> _EXERCISE DIRECTIONS_:
Go through the records and give each one again exactly.

-- START ENTRIES --

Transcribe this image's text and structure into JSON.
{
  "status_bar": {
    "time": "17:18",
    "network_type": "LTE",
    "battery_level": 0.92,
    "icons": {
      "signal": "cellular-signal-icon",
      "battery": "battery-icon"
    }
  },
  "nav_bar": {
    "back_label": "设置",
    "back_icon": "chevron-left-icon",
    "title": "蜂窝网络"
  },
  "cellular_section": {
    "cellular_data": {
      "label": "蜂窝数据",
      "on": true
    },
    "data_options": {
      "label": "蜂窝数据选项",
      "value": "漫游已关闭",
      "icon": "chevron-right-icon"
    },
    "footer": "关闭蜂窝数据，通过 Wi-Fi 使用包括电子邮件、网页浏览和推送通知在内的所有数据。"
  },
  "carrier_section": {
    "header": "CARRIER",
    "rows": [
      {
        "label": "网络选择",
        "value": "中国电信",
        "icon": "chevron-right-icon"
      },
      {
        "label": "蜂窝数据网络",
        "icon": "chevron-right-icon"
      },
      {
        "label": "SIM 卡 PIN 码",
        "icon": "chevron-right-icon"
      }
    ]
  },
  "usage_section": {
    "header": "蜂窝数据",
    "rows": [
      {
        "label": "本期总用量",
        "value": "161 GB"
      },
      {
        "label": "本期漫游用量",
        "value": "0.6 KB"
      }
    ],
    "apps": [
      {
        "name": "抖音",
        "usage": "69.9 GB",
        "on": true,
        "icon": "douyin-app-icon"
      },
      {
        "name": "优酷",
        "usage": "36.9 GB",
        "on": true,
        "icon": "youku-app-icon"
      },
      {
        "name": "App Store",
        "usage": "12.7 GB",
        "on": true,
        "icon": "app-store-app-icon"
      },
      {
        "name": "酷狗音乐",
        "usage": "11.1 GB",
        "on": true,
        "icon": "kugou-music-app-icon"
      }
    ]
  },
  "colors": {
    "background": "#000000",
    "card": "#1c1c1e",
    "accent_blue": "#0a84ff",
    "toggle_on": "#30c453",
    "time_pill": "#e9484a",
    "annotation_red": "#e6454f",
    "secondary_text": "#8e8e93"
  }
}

-- END ENTRIES --

> _EXERCISE RESULT_:
Transcribe this image's text and structure into JSON.
{
  "status_bar": {
    "time": "17:18",
    "network_type": "LTE",
    "battery_level": 0.92,
    "icons": {
      "signal": "cellular-signal-icon",
      "battery": "battery-icon"
    }
  },
  "nav_bar": {
    "back_label": "设置",
    "back_icon": "chevron-left-icon",
    "title": "蜂窝网络"
  },
  "cellular_section": {
    "cellular_data": {
      "label": "蜂窝数据",
      "on": true
    },
    "data_options": {
      "label": "蜂窝数据选项",
      "value": "漫游已关闭",
      "icon": "chevron-right-icon"
    },
    "footer": "关闭蜂窝数据，通过 Wi-Fi 使用包括电子邮件、网页浏览和推送通知在内的所有数据。"
  },
  "carrier_section": {
    "header": "CARRIER",
    "rows": [
      {
        "label": "网络选择",
        "value": "中国电信",
        "icon": "chevron-right-icon"
      },
      {
        "label": "蜂窝数据网络",
        "icon": "chevron-right-icon"
      },
      {
        "label": "SIM 卡 PIN 码",
        "icon": "chevron-right-icon"
      }
    ]
  },
  "usage_section": {
    "header": "蜂窝数据",
    "rows": [
      {
        "label": "本期总用量",
        "value": "161 GB"
      },
      {
        "label": "本期漫游用量",
        "value": "0.6 KB"
      }
    ],
    "apps": [
      {
        "name": "抖音",
        "usage": "69.9 GB",
        "on": true,
        "icon": "douyin-app-icon"
      },
      {
        "name": "优酷",
        "usage": "36.9 GB",
        "on": true,
        "icon": "youku-app-icon"
      },
      {
        "name": "App Store",
        "usage": "12.7 GB",
        "on": true,
        "icon": "app-store-app-icon"
      },
      {
        "name": "酷狗音乐",
        "usage": "11.1 GB",
        "on": true,
        "icon": "kugou-music-app-icon"
      }
    ]
  },
  "colors": {
    "background": "#000000",
    "card": "#1c1c1e",
    "accent_blue": "#0a84ff",
    "toggle_on": "#30c453",
    "time_pill": "#e9484a",
    "annotation_red": "#e6454f",
    "secondary_text": "#8e8e93"
  }
}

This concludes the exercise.